*Aim of the task*: Gather the lines that hold the string "With".

-- start Stored data --

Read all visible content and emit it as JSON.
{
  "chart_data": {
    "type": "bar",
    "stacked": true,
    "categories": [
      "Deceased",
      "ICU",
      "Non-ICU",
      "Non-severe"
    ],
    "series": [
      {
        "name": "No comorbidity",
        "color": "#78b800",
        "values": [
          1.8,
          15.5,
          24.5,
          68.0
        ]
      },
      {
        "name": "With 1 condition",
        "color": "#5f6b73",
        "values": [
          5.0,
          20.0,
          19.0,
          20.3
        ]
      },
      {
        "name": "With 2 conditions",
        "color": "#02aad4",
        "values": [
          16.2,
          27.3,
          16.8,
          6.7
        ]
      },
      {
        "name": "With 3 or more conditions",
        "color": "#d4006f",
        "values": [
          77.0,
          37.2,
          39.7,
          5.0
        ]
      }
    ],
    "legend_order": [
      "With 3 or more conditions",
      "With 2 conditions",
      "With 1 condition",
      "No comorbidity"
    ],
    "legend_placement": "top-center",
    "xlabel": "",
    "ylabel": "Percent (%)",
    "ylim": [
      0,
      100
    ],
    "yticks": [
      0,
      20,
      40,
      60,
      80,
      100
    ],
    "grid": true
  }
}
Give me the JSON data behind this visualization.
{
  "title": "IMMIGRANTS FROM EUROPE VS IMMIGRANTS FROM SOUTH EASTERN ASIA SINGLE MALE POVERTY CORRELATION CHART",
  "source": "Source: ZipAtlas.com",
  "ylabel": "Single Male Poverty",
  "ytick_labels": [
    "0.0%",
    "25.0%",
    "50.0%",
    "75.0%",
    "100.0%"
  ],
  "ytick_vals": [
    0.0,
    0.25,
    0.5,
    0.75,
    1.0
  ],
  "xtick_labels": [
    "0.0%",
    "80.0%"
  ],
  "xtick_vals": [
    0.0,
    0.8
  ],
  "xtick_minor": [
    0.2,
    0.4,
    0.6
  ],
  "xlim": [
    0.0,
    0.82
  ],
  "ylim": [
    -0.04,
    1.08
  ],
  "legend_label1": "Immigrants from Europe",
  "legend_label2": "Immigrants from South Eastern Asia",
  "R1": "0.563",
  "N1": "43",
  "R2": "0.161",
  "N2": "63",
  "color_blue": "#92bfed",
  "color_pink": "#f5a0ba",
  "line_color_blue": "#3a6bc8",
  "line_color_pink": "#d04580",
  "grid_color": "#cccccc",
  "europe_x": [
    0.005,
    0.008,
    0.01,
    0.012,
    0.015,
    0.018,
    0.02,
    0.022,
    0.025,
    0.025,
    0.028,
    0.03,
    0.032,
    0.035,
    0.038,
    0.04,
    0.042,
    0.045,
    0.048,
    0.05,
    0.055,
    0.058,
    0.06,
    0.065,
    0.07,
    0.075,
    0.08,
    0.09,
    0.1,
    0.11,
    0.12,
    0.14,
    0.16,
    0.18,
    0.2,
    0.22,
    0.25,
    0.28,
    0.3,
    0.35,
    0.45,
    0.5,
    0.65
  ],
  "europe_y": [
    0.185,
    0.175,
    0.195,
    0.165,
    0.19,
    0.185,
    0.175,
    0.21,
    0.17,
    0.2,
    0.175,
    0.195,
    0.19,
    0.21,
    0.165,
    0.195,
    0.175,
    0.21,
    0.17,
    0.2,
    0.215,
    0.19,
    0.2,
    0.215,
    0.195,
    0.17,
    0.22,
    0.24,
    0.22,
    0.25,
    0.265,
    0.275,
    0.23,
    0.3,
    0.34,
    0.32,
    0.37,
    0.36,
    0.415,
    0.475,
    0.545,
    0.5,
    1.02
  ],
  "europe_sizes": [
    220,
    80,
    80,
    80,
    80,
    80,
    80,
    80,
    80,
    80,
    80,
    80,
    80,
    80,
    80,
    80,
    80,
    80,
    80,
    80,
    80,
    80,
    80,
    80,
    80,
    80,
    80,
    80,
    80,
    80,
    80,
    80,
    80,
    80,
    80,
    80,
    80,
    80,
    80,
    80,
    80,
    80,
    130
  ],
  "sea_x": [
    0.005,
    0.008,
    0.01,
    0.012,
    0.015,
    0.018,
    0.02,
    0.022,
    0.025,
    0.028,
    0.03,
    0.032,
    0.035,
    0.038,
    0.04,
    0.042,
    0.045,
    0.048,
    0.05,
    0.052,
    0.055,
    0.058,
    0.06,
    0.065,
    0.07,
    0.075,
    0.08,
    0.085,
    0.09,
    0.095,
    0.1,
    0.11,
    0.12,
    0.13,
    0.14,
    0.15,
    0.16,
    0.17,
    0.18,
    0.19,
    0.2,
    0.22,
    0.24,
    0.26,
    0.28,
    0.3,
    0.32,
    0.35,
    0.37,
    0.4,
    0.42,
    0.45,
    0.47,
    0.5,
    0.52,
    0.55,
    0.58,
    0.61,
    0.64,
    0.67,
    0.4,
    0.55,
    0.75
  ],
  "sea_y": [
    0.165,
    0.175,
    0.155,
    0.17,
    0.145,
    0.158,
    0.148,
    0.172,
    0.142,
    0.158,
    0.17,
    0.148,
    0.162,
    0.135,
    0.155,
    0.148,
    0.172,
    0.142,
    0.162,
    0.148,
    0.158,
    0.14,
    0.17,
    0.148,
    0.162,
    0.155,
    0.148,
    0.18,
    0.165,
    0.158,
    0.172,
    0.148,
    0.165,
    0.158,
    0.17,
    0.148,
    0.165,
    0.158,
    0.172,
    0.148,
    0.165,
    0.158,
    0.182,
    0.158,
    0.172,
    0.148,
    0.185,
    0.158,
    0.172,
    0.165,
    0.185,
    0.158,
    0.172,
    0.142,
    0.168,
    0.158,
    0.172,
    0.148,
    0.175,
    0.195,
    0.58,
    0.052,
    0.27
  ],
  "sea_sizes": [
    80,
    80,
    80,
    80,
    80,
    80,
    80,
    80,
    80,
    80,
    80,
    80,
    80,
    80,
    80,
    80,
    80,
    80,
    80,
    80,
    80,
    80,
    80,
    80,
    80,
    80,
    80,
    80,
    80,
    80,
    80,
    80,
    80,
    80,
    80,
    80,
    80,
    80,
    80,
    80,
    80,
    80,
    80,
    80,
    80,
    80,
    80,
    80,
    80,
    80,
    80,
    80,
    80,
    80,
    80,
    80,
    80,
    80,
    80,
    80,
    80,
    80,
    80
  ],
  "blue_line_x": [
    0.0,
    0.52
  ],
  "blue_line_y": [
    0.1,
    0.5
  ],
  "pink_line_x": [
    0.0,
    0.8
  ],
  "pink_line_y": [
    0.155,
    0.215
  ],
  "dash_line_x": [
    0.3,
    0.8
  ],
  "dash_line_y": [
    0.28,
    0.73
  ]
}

-- end Stored data --

*Answer for the task*:
        "name": "With 1 condition",
        "name": "With 2 conditions",
        "name": "With 3 or more conditions",
      "With 3 or more conditions",
      "With 2 conditions",
      "With 1 condition",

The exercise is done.